▶ _WORK INSTRUCTIONS_
Return exactly the lines of the entries that start at the line containing "Decode this image" and continue to the last line. Omit the pictures.

▶ _INPUT MATERIAL_

= = = = = = =

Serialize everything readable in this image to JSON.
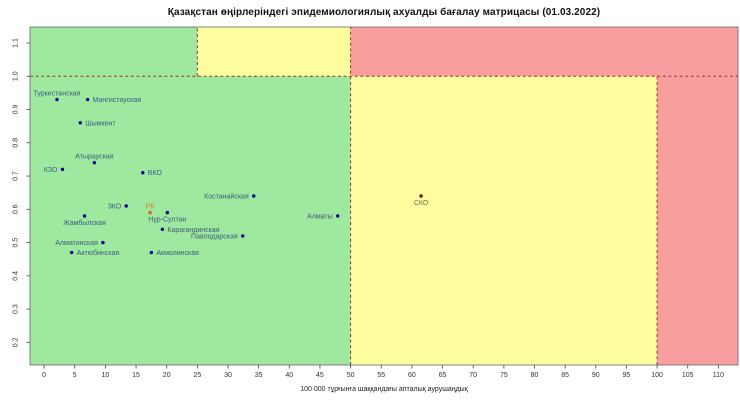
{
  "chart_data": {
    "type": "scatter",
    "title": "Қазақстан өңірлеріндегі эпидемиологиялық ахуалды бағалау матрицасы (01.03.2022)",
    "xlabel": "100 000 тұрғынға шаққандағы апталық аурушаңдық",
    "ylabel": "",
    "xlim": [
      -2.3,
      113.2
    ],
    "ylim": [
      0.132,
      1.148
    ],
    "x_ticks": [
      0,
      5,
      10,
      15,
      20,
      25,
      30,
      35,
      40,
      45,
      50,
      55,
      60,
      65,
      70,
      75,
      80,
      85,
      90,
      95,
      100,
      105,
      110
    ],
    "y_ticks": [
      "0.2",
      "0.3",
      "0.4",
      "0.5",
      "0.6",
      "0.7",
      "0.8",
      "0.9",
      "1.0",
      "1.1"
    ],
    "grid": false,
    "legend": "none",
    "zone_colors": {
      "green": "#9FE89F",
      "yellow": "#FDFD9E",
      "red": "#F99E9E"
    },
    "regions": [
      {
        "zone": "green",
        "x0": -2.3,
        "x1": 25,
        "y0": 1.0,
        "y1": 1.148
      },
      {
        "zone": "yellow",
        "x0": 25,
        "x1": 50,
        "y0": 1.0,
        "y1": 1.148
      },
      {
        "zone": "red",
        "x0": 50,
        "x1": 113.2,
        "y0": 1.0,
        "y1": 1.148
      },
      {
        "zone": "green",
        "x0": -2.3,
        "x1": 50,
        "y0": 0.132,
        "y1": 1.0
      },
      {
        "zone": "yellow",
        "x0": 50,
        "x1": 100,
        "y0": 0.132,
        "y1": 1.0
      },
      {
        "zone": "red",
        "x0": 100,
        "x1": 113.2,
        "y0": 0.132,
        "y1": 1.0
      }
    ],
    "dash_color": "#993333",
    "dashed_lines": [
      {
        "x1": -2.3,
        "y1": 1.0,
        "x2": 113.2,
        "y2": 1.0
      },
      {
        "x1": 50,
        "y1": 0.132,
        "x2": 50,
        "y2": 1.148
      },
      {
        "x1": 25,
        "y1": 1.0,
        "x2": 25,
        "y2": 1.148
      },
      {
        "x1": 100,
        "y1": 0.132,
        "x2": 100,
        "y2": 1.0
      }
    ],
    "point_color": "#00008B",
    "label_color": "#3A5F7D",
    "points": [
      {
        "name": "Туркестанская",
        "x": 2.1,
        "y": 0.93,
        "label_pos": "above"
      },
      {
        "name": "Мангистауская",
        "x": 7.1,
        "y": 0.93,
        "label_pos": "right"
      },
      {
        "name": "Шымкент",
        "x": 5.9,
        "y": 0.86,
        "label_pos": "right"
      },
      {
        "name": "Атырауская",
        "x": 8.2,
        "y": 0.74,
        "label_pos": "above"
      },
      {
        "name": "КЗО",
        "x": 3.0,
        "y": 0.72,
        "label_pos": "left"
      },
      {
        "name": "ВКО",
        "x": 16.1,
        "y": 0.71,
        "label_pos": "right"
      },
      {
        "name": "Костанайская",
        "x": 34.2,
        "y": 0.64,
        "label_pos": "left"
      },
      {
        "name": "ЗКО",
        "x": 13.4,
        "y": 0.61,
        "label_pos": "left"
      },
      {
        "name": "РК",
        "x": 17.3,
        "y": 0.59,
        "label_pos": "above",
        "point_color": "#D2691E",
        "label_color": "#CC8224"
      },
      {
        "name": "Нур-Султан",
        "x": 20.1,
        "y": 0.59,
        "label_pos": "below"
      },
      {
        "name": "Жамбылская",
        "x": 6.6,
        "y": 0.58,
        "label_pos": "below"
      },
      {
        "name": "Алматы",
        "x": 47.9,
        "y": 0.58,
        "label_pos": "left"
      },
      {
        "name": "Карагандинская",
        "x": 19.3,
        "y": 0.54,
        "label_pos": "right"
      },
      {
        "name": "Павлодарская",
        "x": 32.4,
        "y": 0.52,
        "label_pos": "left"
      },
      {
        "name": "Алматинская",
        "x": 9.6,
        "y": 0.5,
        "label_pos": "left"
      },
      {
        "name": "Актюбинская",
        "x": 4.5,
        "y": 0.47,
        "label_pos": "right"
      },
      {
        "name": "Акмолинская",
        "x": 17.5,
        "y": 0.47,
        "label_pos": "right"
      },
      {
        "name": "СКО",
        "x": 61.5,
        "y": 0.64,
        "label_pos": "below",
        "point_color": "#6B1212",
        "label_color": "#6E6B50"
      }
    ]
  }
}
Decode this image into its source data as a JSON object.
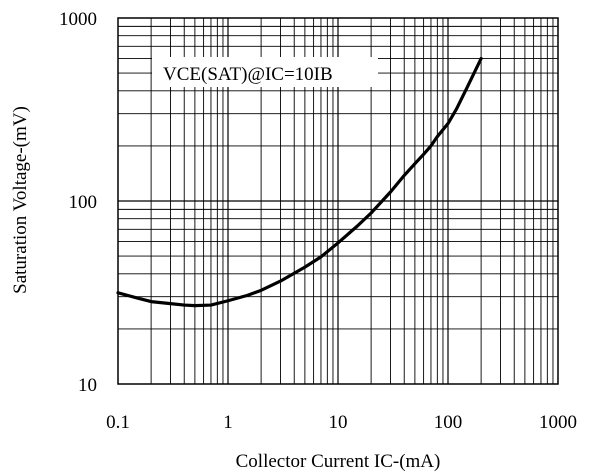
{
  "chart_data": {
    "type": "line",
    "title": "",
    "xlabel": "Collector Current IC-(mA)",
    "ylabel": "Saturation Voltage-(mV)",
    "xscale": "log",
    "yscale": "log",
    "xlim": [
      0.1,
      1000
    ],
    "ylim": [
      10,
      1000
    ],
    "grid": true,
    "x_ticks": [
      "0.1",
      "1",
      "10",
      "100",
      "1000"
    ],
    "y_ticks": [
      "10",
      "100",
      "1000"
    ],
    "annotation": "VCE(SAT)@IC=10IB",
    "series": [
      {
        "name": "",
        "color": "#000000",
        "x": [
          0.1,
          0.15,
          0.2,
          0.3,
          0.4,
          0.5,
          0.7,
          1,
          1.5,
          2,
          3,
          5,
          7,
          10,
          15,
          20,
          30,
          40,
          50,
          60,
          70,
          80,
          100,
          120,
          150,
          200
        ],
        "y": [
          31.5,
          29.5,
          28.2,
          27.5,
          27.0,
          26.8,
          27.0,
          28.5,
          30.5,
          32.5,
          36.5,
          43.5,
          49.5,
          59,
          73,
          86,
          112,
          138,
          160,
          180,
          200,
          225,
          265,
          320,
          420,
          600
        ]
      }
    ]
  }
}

= = = = = = =

▶ _RESULT OF THE TASK_
Decode this image into its source data as a JSON object.
{
  "chart_data": {
    "type": "line",
    "title": "",
    "xlabel": "Collector Current IC-(mA)",
    "ylabel": "Saturation Voltage-(mV)",
    "xscale": "log",
    "yscale": "log",
    "xlim": [
      0.1,
      1000
    ],
    "ylim": [
      10,
      1000
    ],
    "grid": true,
    "x_ticks": [
      "0.1",
      "1",
      "10",
      "100",
      "1000"
    ],
    "y_ticks": [
      "10",
      "100",
      "1000"
    ],
    "annotation": "VCE(SAT)@IC=10IB",
    "series": [
      {
        "name": "",
        "color": "#000000",
        "x": [
          0.1,
          0.15,
          0.2,
          0.3,
          0.4,
          0.5,
          0.7,
          1,
          1.5,
          2,
          3,
          5,
          7,
          10,
          15,
          20,
          30,
          40,
          50,
          60,
          70,
          80,
          100,
          120,
          150,
          200
        ],
        "y": [
          31.5,
          29.5,
          28.2,
          27.5,
          27.0,
          26.8,
          27.0,
          28.5,
          30.5,
          32.5,
          36.5,
          43.5,
          49.5,
          59,
          73,
          86,
          112,
          138,
          160,
          180,
          200,
          225,
          265,
          320,
          420,
          600
        ]
      }
    ]
  }
}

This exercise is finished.